::: Exercise input :::

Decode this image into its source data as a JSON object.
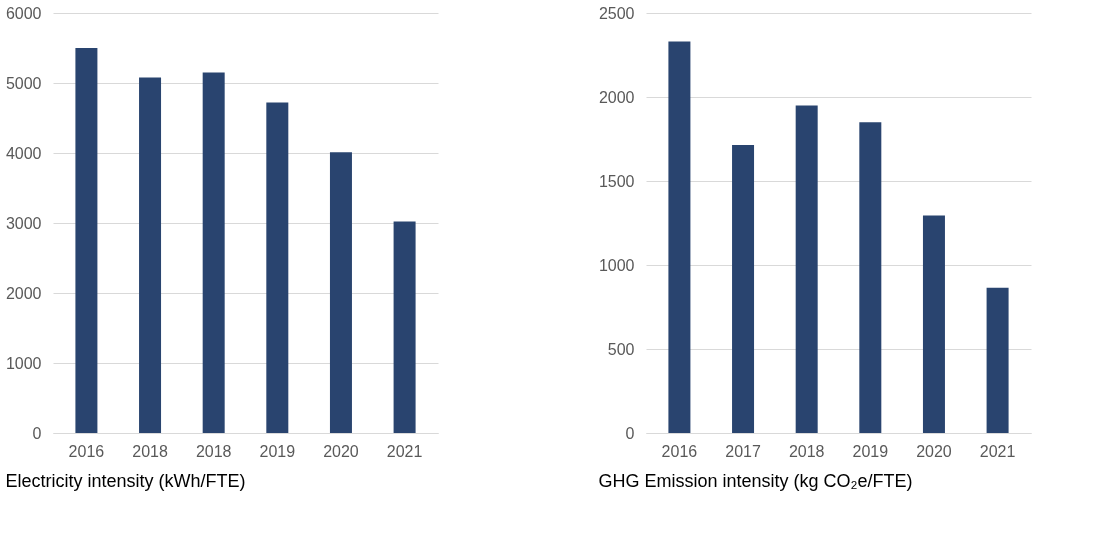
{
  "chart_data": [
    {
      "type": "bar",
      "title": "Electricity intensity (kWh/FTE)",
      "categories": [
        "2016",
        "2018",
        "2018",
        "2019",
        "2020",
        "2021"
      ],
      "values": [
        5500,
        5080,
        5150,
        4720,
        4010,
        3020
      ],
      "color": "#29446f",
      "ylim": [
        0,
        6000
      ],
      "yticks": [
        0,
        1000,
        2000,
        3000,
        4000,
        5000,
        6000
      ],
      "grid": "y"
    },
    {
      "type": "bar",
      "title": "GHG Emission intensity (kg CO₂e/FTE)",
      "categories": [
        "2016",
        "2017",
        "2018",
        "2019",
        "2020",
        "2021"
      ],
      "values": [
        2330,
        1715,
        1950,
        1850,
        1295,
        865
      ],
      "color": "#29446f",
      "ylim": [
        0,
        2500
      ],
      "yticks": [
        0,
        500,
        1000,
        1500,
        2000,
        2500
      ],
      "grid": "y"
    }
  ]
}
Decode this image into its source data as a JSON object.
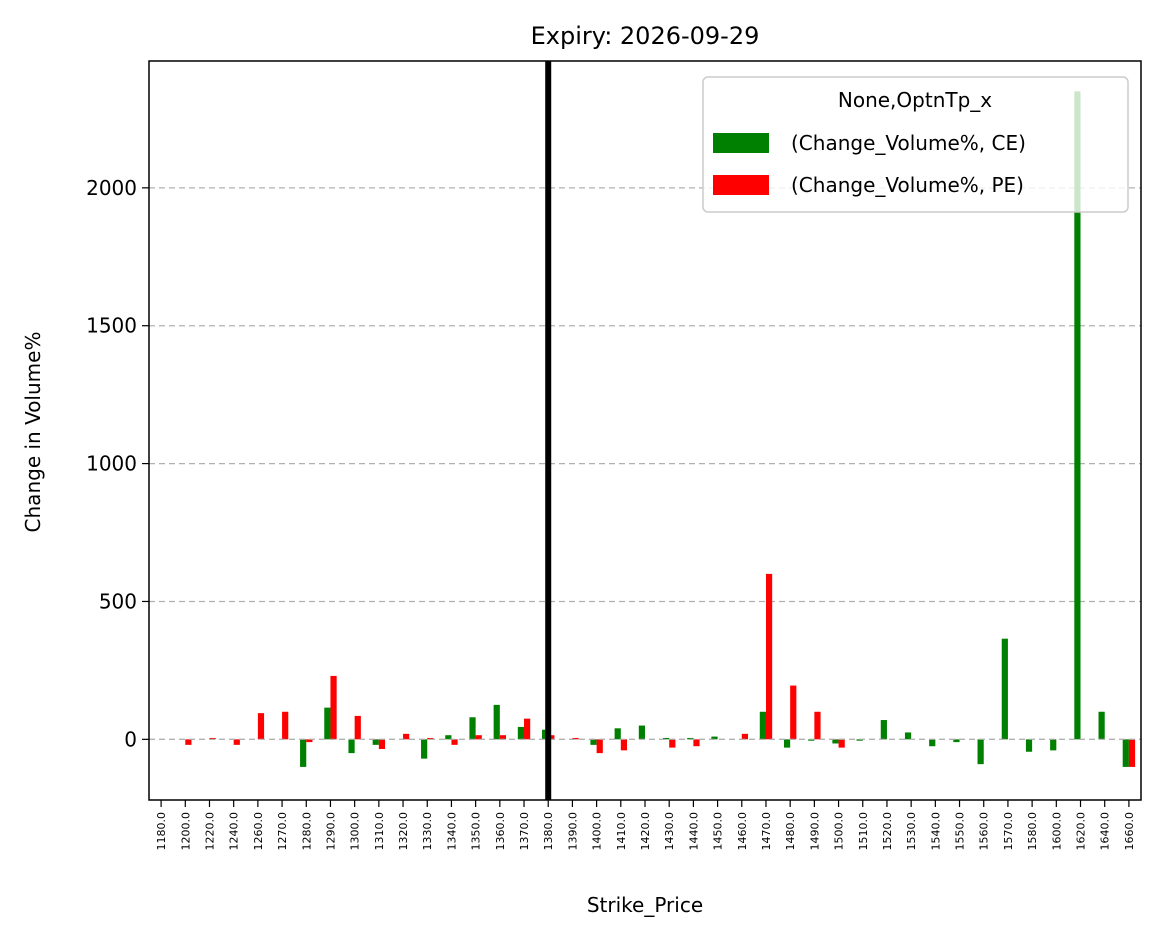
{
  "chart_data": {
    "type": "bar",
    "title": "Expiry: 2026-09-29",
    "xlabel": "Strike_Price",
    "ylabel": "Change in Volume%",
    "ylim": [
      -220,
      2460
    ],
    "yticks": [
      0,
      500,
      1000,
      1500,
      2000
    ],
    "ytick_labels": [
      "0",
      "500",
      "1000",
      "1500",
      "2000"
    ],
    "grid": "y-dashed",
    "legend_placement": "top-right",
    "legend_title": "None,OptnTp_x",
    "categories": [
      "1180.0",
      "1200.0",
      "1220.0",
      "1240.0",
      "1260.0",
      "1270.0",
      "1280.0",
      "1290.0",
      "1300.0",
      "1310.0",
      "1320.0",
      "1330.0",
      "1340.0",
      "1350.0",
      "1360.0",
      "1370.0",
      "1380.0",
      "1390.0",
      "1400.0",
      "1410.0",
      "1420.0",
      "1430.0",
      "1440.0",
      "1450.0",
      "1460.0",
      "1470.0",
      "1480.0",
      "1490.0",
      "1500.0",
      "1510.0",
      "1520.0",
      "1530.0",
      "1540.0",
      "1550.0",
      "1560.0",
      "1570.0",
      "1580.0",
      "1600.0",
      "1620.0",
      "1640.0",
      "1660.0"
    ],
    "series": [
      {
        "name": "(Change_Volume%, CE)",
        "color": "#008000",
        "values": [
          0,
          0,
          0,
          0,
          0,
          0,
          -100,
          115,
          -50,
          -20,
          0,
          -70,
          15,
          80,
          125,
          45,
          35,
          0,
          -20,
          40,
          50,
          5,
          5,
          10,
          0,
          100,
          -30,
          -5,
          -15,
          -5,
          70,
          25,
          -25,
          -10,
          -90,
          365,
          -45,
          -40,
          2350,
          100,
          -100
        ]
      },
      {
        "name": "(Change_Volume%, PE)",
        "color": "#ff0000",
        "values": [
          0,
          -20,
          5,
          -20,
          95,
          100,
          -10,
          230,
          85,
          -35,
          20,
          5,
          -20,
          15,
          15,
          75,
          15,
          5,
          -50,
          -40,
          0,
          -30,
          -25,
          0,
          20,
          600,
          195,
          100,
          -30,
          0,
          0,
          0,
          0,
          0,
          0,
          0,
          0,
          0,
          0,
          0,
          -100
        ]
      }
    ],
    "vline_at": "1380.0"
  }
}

:::
::: Exercise input :::

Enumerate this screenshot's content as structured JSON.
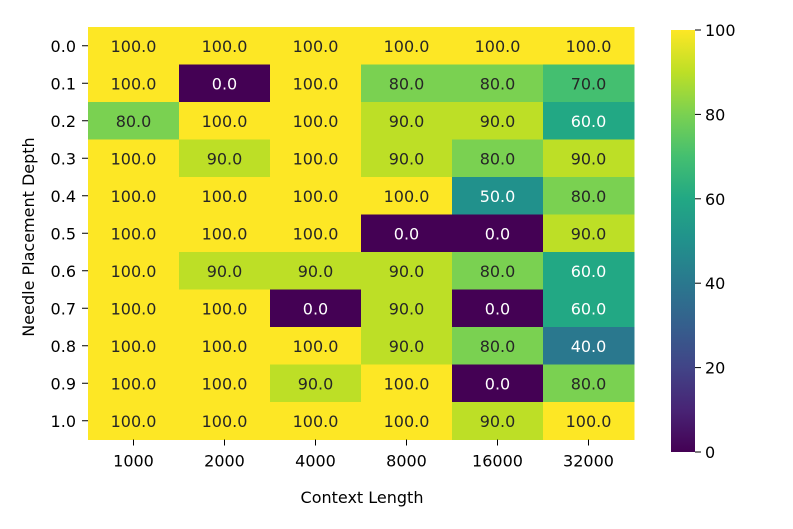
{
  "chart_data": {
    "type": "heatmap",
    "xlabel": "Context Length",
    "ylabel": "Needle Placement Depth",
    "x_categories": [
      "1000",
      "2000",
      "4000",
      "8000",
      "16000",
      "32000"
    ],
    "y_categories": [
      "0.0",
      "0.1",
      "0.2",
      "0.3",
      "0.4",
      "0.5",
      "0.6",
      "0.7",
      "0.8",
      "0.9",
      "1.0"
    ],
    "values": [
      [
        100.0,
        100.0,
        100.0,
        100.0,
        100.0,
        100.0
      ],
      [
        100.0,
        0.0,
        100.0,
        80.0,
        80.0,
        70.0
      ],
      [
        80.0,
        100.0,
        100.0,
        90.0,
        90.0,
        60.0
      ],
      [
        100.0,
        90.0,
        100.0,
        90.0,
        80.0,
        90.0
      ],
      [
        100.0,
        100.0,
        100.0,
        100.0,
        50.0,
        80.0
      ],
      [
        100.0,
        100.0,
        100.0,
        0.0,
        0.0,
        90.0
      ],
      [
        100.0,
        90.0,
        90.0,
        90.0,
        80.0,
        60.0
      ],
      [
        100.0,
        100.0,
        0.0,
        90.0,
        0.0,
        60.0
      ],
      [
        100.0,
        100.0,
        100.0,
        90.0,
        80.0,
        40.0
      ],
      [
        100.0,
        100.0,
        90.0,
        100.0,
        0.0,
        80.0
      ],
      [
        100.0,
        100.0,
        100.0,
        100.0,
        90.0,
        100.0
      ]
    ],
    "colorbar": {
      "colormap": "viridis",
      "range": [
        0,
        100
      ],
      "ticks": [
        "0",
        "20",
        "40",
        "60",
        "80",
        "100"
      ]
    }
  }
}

:::

The task.
Determine the number of lines in the listing that contain the string "intensity". Write that number and nothing else.

The reply.
2